____ LISTED ENTRIES
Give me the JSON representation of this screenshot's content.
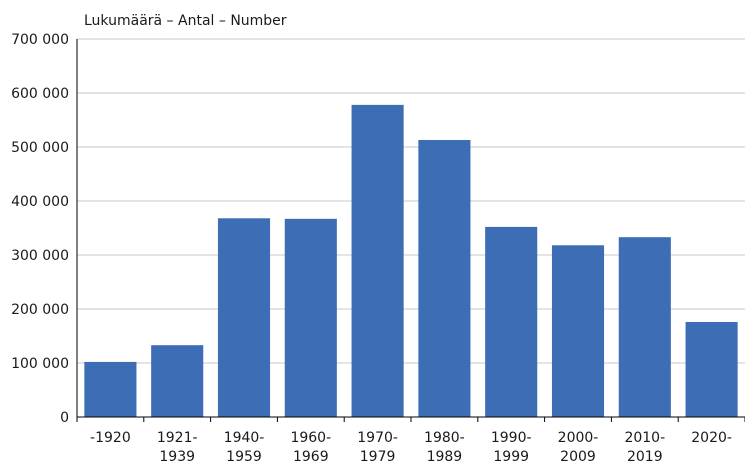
{
  "chart_data": {
    "type": "bar",
    "title": "",
    "ylabel": "Lukumäärä – Antal – Number",
    "xlabel": "",
    "categories": [
      [
        "-1920"
      ],
      [
        "1921-",
        "1939"
      ],
      [
        "1940-",
        "1959"
      ],
      [
        "1960-",
        "1969"
      ],
      [
        "1970-",
        "1979"
      ],
      [
        "1980-",
        "1989"
      ],
      [
        "1990-",
        "1999"
      ],
      [
        "2000-",
        "2009"
      ],
      [
        "2010-",
        "2019"
      ],
      [
        "2020-"
      ]
    ],
    "values": [
      102000,
      133000,
      368000,
      367000,
      578000,
      513000,
      352000,
      318000,
      333000,
      176000
    ],
    "ylim": [
      0,
      700000
    ],
    "yticks": [
      0,
      100000,
      200000,
      300000,
      400000,
      500000,
      600000,
      700000
    ],
    "ytick_labels": [
      "0",
      "100 000",
      "200 000",
      "300 000",
      "400 000",
      "500 000",
      "600 000",
      "700 000"
    ],
    "grid": true,
    "bar_color": "#3d6db5",
    "grid_color": "#c8c8c8",
    "axis_color": "#000000"
  }
}
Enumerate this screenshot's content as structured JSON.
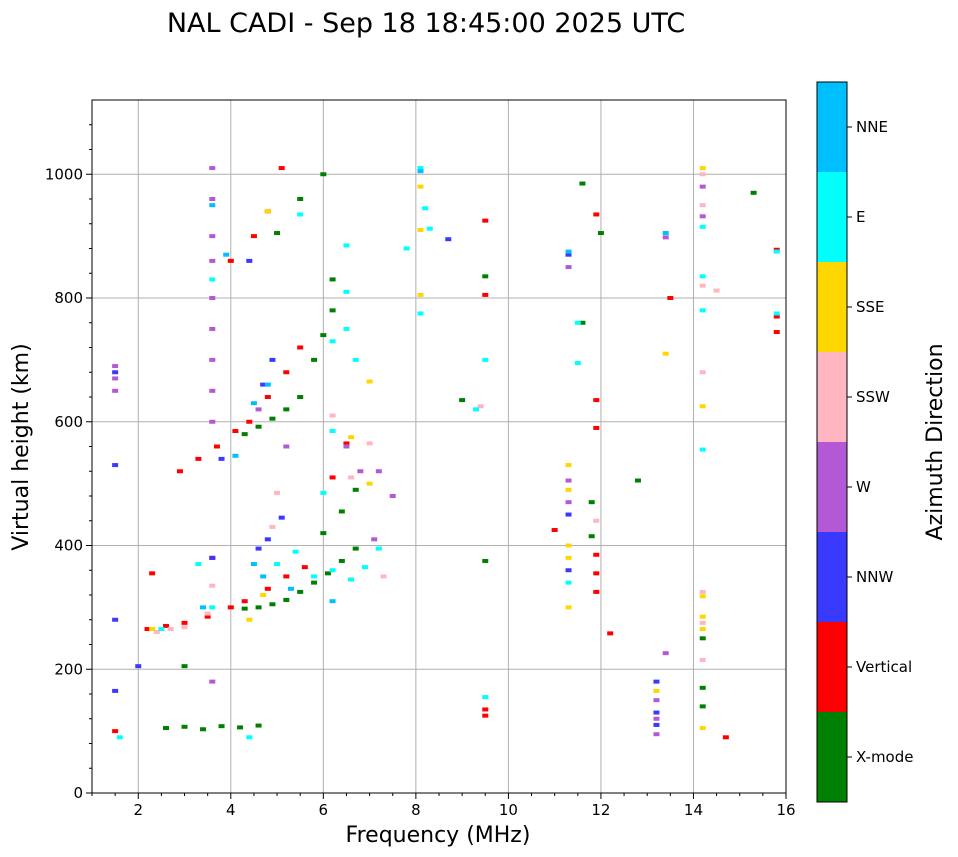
{
  "chart_data": {
    "type": "scatter",
    "title": "NAL CADI - Sep 18 18:45:00 2025 UTC",
    "xlabel": "Frequency (MHz)",
    "ylabel": "Virtual height (km)",
    "xlim": [
      1,
      16
    ],
    "ylim": [
      0,
      1120
    ],
    "xticks": [
      "2",
      "4",
      "6",
      "8",
      "10",
      "12",
      "14",
      "16"
    ],
    "yticks": [
      "0",
      "200",
      "400",
      "600",
      "800",
      "1000"
    ],
    "grid": true,
    "colorbar": {
      "label": "Azimuth Direction",
      "entries": [
        {
          "name": "X-mode",
          "color": "#008000"
        },
        {
          "name": "Vertical",
          "color": "#ff0000"
        },
        {
          "name": "NNW",
          "color": "#3a3aff"
        },
        {
          "name": "W",
          "color": "#b359d6"
        },
        {
          "name": "SSW",
          "color": "#ffb6c1"
        },
        {
          "name": "SSE",
          "color": "#ffd700"
        },
        {
          "name": "E",
          "color": "#00ffff"
        },
        {
          "name": "NNE",
          "color": "#00bfff"
        }
      ]
    },
    "series": [
      {
        "name": "X-mode",
        "points": [
          [
            2.6,
            105
          ],
          [
            3.0,
            107
          ],
          [
            3.4,
            103
          ],
          [
            3.8,
            108
          ],
          [
            4.2,
            106
          ],
          [
            4.6,
            109
          ],
          [
            3.0,
            205
          ],
          [
            4.3,
            298
          ],
          [
            4.6,
            300
          ],
          [
            4.9,
            305
          ],
          [
            5.2,
            312
          ],
          [
            5.5,
            325
          ],
          [
            5.8,
            340
          ],
          [
            6.1,
            355
          ],
          [
            6.4,
            375
          ],
          [
            6.7,
            395
          ],
          [
            6.0,
            420
          ],
          [
            6.4,
            455
          ],
          [
            6.7,
            490
          ],
          [
            4.3,
            580
          ],
          [
            4.6,
            592
          ],
          [
            4.9,
            605
          ],
          [
            5.2,
            620
          ],
          [
            5.5,
            640
          ],
          [
            5.8,
            700
          ],
          [
            6.0,
            740
          ],
          [
            6.2,
            780
          ],
          [
            6.2,
            830
          ],
          [
            5.0,
            905
          ],
          [
            5.5,
            960
          ],
          [
            6.0,
            1000
          ],
          [
            9.5,
            375
          ],
          [
            9.5,
            835
          ],
          [
            11.8,
            470
          ],
          [
            11.8,
            415
          ],
          [
            11.6,
            760
          ],
          [
            11.6,
            985
          ],
          [
            12.0,
            905
          ],
          [
            12.8,
            505
          ],
          [
            14.2,
            250
          ],
          [
            14.2,
            170
          ],
          [
            14.2,
            140
          ],
          [
            15.3,
            970
          ],
          [
            9.0,
            635
          ]
        ]
      },
      {
        "name": "Vertical",
        "points": [
          [
            1.5,
            100
          ],
          [
            2.2,
            265
          ],
          [
            2.6,
            270
          ],
          [
            3.0,
            275
          ],
          [
            3.5,
            285
          ],
          [
            4.0,
            300
          ],
          [
            4.3,
            310
          ],
          [
            4.8,
            330
          ],
          [
            5.2,
            350
          ],
          [
            5.6,
            365
          ],
          [
            2.9,
            520
          ],
          [
            3.3,
            540
          ],
          [
            3.7,
            560
          ],
          [
            4.1,
            585
          ],
          [
            4.4,
            600
          ],
          [
            4.8,
            640
          ],
          [
            5.2,
            680
          ],
          [
            5.5,
            720
          ],
          [
            4.0,
            860
          ],
          [
            4.5,
            900
          ],
          [
            4.8,
            940
          ],
          [
            5.1,
            1010
          ],
          [
            6.2,
            510
          ],
          [
            6.5,
            565
          ],
          [
            9.5,
            125
          ],
          [
            9.5,
            135
          ],
          [
            9.5,
            805
          ],
          [
            9.5,
            925
          ],
          [
            11.0,
            425
          ],
          [
            11.9,
            325
          ],
          [
            11.9,
            355
          ],
          [
            11.9,
            385
          ],
          [
            11.9,
            590
          ],
          [
            11.9,
            635
          ],
          [
            11.9,
            935
          ],
          [
            12.2,
            258
          ],
          [
            13.5,
            800
          ],
          [
            14.7,
            90
          ],
          [
            15.8,
            745
          ],
          [
            15.8,
            770
          ],
          [
            15.8,
            878
          ],
          [
            3.6,
            380
          ],
          [
            2.3,
            355
          ]
        ]
      },
      {
        "name": "NNW",
        "points": [
          [
            1.5,
            165
          ],
          [
            1.5,
            280
          ],
          [
            1.5,
            530
          ],
          [
            1.5,
            680
          ],
          [
            2.0,
            205
          ],
          [
            3.6,
            380
          ],
          [
            3.8,
            540
          ],
          [
            4.6,
            395
          ],
          [
            4.8,
            410
          ],
          [
            5.1,
            445
          ],
          [
            4.7,
            660
          ],
          [
            4.9,
            700
          ],
          [
            4.4,
            860
          ],
          [
            11.3,
            870
          ],
          [
            11.3,
            360
          ],
          [
            11.3,
            450
          ],
          [
            13.2,
            180
          ],
          [
            13.2,
            130
          ],
          [
            13.2,
            110
          ],
          [
            8.7,
            895
          ]
        ]
      },
      {
        "name": "W",
        "points": [
          [
            1.5,
            650
          ],
          [
            1.5,
            670
          ],
          [
            1.5,
            690
          ],
          [
            3.6,
            600
          ],
          [
            3.6,
            650
          ],
          [
            3.6,
            700
          ],
          [
            3.6,
            750
          ],
          [
            3.6,
            800
          ],
          [
            3.6,
            860
          ],
          [
            3.6,
            900
          ],
          [
            3.6,
            960
          ],
          [
            3.6,
            1010
          ],
          [
            3.6,
            180
          ],
          [
            4.6,
            620
          ],
          [
            5.2,
            560
          ],
          [
            6.5,
            560
          ],
          [
            6.8,
            520
          ],
          [
            7.2,
            520
          ],
          [
            7.5,
            480
          ],
          [
            7.1,
            410
          ],
          [
            11.3,
            470
          ],
          [
            11.3,
            505
          ],
          [
            13.2,
            150
          ],
          [
            13.2,
            120
          ],
          [
            13.2,
            95
          ],
          [
            13.4,
            898
          ],
          [
            13.4,
            226
          ],
          [
            14.2,
            980
          ],
          [
            14.2,
            932
          ],
          [
            11.3,
            850
          ]
        ]
      },
      {
        "name": "SSW",
        "points": [
          [
            2.4,
            260
          ],
          [
            2.7,
            265
          ],
          [
            3.0,
            268
          ],
          [
            3.5,
            290
          ],
          [
            3.6,
            335
          ],
          [
            4.9,
            430
          ],
          [
            5.0,
            485
          ],
          [
            6.2,
            610
          ],
          [
            6.6,
            510
          ],
          [
            7.0,
            565
          ],
          [
            7.3,
            350
          ],
          [
            9.4,
            625
          ],
          [
            11.9,
            440
          ],
          [
            14.2,
            1000
          ],
          [
            14.2,
            950
          ],
          [
            14.2,
            820
          ],
          [
            14.2,
            680
          ],
          [
            14.2,
            325
          ],
          [
            14.2,
            275
          ],
          [
            14.2,
            215
          ],
          [
            14.5,
            812
          ]
        ]
      },
      {
        "name": "SSE",
        "points": [
          [
            2.3,
            265
          ],
          [
            4.4,
            280
          ],
          [
            4.7,
            320
          ],
          [
            4.8,
            940
          ],
          [
            6.6,
            575
          ],
          [
            7.0,
            500
          ],
          [
            7.0,
            665
          ],
          [
            8.1,
            980
          ],
          [
            8.1,
            910
          ],
          [
            8.1,
            805
          ],
          [
            11.3,
            530
          ],
          [
            11.3,
            490
          ],
          [
            11.3,
            400
          ],
          [
            11.3,
            380
          ],
          [
            11.3,
            300
          ],
          [
            13.2,
            165
          ],
          [
            13.4,
            710
          ],
          [
            14.2,
            1010
          ],
          [
            14.2,
            625
          ],
          [
            14.2,
            318
          ],
          [
            14.2,
            285
          ],
          [
            14.2,
            265
          ],
          [
            14.2,
            105
          ]
        ]
      },
      {
        "name": "E",
        "points": [
          [
            1.6,
            90
          ],
          [
            2.5,
            265
          ],
          [
            3.3,
            370
          ],
          [
            3.6,
            300
          ],
          [
            3.6,
            830
          ],
          [
            4.4,
            90
          ],
          [
            5.0,
            370
          ],
          [
            5.4,
            390
          ],
          [
            5.8,
            350
          ],
          [
            6.2,
            360
          ],
          [
            6.6,
            345
          ],
          [
            6.9,
            365
          ],
          [
            7.2,
            395
          ],
          [
            6.2,
            585
          ],
          [
            6.5,
            750
          ],
          [
            6.7,
            700
          ],
          [
            6.2,
            730
          ],
          [
            5.5,
            935
          ],
          [
            6.5,
            885
          ],
          [
            6.5,
            810
          ],
          [
            7.8,
            880
          ],
          [
            8.1,
            1010
          ],
          [
            8.2,
            945
          ],
          [
            8.1,
            775
          ],
          [
            8.3,
            912
          ],
          [
            9.3,
            620
          ],
          [
            9.5,
            155
          ],
          [
            9.5,
            700
          ],
          [
            11.3,
            340
          ],
          [
            11.5,
            760
          ],
          [
            11.5,
            695
          ],
          [
            14.2,
            780
          ],
          [
            14.2,
            835
          ],
          [
            14.2,
            915
          ],
          [
            14.2,
            555
          ],
          [
            15.8,
            875
          ],
          [
            15.8,
            775
          ],
          [
            6.0,
            485
          ]
        ]
      },
      {
        "name": "NNE",
        "points": [
          [
            3.6,
            950
          ],
          [
            3.9,
            870
          ],
          [
            4.5,
            630
          ],
          [
            4.8,
            660
          ],
          [
            4.5,
            370
          ],
          [
            4.7,
            350
          ],
          [
            5.3,
            330
          ],
          [
            4.1,
            545
          ],
          [
            3.4,
            300
          ],
          [
            6.2,
            310
          ],
          [
            11.3,
            875
          ],
          [
            13.4,
            905
          ],
          [
            8.1,
            1005
          ]
        ]
      }
    ]
  }
}
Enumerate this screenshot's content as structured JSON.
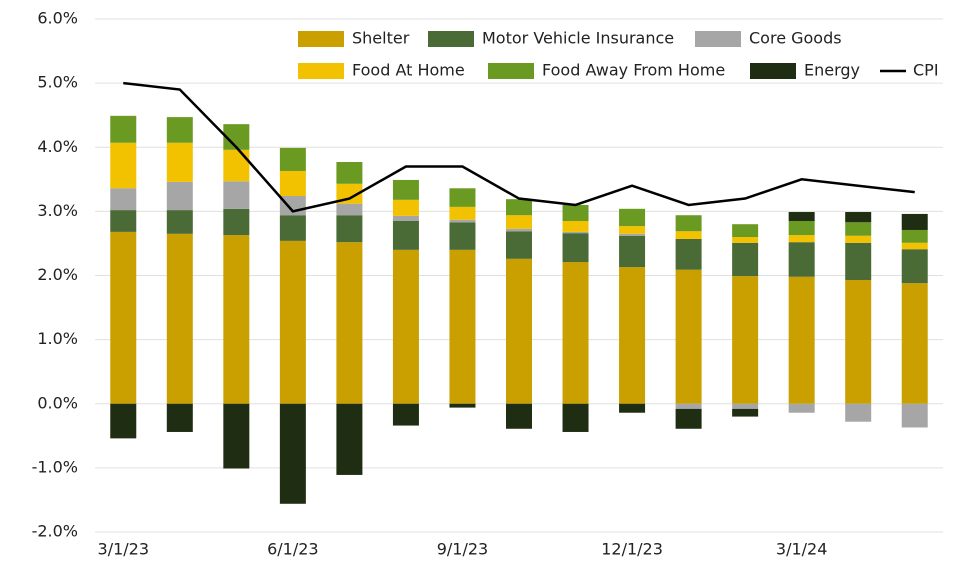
{
  "chart_data": {
    "type": "stacked_bar_line",
    "categories": [
      "3/1/23",
      null,
      null,
      "6/1/23",
      null,
      null,
      "9/1/23",
      null,
      null,
      "12/1/23",
      null,
      null,
      "3/1/24",
      null,
      null
    ],
    "series": [
      {
        "name": "Shelter",
        "color": "#c9a000",
        "values": [
          2.68,
          2.65,
          2.63,
          2.54,
          2.52,
          2.4,
          2.4,
          2.26,
          2.21,
          2.13,
          2.09,
          1.99,
          1.98,
          1.93,
          1.88
        ]
      },
      {
        "name": "Motor Vehicle Insurance",
        "color": "#4a6b35",
        "values": [
          0.34,
          0.37,
          0.41,
          0.4,
          0.42,
          0.45,
          0.43,
          0.43,
          0.45,
          0.49,
          0.48,
          0.52,
          0.54,
          0.58,
          0.53
        ]
      },
      {
        "name": "Core Goods",
        "color": "#a6a6a6",
        "values": [
          0.34,
          0.44,
          0.43,
          0.3,
          0.18,
          0.08,
          0.04,
          0.04,
          0.02,
          0.03,
          -0.08,
          -0.08,
          -0.14,
          -0.28,
          -0.37
        ]
      },
      {
        "name": "Food At Home",
        "color": "#f2c200",
        "values": [
          0.71,
          0.61,
          0.49,
          0.39,
          0.31,
          0.25,
          0.2,
          0.21,
          0.17,
          0.12,
          0.12,
          0.09,
          0.11,
          0.11,
          0.1
        ]
      },
      {
        "name": "Food Away From Home",
        "color": "#6b9a23",
        "values": [
          0.42,
          0.4,
          0.4,
          0.36,
          0.34,
          0.31,
          0.29,
          0.25,
          0.25,
          0.27,
          0.25,
          0.2,
          0.22,
          0.21,
          0.2
        ]
      },
      {
        "name": "Energy",
        "color": "#1f2d12",
        "values": [
          -0.54,
          -0.44,
          -1.01,
          -1.56,
          -1.11,
          -0.34,
          -0.06,
          -0.39,
          -0.44,
          -0.14,
          -0.31,
          -0.12,
          0.14,
          0.16,
          0.25
        ]
      },
      {
        "name": "CPI",
        "color": "#000000",
        "kind": "line",
        "values": [
          5.0,
          4.9,
          4.0,
          3.0,
          3.2,
          3.7,
          3.7,
          3.2,
          3.1,
          3.4,
          3.1,
          3.2,
          3.5,
          3.4,
          3.3
        ]
      }
    ],
    "ylim": [
      -2,
      6
    ],
    "yticks": [
      {
        "value": -2,
        "label": "-2.0%"
      },
      {
        "value": -1,
        "label": "-1.0%"
      },
      {
        "value": 0,
        "label": "0.0%"
      },
      {
        "value": 1,
        "label": "1.0%"
      },
      {
        "value": 2,
        "label": "2.0%"
      },
      {
        "value": 3,
        "label": "3.0%"
      },
      {
        "value": 4,
        "label": "4.0%"
      },
      {
        "value": 5,
        "label": "5.0%"
      },
      {
        "value": 6,
        "label": "6.0%"
      }
    ],
    "grid": true
  }
}
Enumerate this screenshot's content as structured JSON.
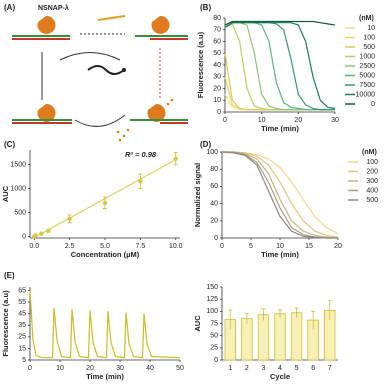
________
PROBLEM REQUIREMENTS: All lines above containing the string "Home" are to be collected.

FULL RESPONSE:
        "name": "Food At Home",
        "name": "Food Away From Home",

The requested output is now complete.